- _Description of the task_
Copy out all lines of the records in which the word "Mask" appears.

- _Stored data_
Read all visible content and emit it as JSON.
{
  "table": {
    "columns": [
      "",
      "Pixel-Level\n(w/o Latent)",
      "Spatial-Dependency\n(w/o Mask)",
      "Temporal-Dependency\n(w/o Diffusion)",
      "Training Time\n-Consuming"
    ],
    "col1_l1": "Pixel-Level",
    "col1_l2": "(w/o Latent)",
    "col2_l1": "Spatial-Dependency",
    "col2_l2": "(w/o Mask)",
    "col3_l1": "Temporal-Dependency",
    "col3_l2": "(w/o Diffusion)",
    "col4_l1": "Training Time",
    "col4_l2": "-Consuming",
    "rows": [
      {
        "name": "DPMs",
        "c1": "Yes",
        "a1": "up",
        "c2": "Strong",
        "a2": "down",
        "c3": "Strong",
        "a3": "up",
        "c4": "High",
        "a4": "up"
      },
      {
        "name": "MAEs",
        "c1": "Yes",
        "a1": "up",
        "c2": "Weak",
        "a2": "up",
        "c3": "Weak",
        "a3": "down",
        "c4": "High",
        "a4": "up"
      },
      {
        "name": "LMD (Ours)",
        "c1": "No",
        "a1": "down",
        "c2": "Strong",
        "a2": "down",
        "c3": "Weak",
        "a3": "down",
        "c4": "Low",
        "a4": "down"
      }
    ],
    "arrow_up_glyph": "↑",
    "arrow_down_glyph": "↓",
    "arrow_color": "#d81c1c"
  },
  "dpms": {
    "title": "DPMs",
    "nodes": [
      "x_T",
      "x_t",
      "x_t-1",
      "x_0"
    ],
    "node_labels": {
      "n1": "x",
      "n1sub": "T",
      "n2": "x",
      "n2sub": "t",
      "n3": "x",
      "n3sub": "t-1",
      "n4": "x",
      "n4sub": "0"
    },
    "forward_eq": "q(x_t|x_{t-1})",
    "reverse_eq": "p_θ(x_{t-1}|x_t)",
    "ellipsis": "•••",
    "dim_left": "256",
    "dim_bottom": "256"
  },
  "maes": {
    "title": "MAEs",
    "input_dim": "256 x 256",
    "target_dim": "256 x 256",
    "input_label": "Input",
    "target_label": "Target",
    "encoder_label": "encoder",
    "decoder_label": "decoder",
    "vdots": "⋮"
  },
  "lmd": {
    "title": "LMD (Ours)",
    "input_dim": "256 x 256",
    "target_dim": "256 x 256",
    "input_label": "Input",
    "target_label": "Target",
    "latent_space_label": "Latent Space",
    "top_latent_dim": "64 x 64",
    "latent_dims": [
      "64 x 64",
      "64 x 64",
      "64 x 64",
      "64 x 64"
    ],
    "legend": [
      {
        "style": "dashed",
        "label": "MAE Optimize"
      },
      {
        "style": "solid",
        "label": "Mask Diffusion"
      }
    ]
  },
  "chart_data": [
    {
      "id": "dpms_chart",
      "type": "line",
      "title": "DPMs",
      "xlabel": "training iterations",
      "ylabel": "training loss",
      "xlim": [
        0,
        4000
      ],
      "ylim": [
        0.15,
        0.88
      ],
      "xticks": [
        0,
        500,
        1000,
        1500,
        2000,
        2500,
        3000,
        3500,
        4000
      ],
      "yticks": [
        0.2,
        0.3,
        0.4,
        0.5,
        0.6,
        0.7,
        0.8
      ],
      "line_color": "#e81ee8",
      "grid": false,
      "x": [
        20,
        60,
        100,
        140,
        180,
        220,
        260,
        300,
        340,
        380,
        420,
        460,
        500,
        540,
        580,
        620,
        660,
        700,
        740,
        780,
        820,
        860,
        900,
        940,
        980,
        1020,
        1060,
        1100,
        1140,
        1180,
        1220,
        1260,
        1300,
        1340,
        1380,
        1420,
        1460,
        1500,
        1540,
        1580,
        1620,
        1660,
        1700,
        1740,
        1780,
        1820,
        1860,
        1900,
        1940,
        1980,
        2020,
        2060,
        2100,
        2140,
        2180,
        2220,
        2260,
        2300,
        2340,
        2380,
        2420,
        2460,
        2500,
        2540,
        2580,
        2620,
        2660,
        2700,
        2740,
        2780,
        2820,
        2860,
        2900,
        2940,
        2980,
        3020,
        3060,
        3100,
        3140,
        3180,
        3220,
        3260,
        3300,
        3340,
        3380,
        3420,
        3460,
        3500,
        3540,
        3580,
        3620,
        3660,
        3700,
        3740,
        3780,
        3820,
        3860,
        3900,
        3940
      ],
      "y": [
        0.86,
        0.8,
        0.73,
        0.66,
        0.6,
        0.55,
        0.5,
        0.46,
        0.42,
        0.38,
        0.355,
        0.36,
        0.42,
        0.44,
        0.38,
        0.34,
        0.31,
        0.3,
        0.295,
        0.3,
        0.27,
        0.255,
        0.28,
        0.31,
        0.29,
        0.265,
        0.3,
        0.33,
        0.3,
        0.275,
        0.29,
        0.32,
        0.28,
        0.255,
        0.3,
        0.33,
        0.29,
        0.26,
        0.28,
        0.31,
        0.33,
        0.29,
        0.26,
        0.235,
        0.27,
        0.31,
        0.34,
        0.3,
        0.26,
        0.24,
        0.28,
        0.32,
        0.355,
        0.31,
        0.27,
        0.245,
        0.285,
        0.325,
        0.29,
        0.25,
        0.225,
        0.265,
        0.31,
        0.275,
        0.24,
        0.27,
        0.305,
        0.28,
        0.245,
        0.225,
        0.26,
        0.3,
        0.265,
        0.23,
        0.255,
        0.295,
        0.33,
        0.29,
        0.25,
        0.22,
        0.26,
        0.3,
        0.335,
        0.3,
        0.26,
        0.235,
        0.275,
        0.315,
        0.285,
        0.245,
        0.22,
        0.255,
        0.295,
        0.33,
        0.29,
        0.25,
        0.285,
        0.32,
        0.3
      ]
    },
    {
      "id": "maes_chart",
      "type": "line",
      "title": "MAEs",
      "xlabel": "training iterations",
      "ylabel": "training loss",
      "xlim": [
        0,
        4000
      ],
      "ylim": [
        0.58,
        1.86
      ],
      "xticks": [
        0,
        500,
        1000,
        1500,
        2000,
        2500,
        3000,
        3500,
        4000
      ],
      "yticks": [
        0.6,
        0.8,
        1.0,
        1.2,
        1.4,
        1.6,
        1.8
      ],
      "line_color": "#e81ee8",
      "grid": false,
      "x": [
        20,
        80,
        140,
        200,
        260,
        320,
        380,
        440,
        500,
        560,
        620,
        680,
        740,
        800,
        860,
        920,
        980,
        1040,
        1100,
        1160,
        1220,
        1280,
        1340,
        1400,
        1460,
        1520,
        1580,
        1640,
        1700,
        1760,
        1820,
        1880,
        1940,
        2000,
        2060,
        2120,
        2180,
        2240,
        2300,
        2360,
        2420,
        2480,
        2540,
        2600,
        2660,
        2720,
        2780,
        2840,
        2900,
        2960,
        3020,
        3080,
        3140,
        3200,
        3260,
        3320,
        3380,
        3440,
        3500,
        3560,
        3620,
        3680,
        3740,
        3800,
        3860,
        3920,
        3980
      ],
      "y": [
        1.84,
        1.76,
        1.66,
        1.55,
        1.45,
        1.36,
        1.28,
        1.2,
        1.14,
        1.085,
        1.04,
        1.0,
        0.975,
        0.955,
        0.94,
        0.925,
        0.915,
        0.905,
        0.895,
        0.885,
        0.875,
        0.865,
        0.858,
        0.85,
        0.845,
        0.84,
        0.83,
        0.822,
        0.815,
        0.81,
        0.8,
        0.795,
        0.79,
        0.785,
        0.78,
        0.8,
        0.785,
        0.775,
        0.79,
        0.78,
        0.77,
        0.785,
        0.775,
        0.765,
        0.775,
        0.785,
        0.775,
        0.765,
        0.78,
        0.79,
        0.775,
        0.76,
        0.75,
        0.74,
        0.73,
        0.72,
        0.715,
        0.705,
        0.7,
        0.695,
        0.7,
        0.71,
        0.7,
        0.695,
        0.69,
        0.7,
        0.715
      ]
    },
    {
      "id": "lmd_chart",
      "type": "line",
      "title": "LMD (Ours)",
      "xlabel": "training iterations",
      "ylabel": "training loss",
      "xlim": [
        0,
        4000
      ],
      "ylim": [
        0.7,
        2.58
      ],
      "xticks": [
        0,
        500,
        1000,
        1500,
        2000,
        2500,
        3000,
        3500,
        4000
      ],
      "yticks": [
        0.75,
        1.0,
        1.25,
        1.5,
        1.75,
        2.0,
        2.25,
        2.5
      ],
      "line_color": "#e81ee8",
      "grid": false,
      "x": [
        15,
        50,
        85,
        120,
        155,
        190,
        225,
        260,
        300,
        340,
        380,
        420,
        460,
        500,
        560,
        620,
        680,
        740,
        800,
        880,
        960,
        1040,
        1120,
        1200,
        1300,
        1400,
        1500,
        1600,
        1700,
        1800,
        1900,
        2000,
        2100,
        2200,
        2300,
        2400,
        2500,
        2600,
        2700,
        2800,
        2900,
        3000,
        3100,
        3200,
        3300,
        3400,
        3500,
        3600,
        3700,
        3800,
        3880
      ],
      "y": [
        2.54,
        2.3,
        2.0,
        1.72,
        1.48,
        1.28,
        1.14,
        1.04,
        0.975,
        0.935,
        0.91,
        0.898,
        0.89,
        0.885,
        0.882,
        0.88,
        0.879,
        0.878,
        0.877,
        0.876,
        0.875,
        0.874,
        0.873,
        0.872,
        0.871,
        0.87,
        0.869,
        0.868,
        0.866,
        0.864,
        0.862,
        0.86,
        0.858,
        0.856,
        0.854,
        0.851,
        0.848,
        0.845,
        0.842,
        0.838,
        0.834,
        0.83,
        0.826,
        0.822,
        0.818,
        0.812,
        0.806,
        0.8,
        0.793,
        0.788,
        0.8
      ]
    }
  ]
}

- _The completed task_
      "Spatial-Dependency\n(w/o Mask)",
    "col2_l2": "(w/o Mask)",
        "label": "Mask Diffusion"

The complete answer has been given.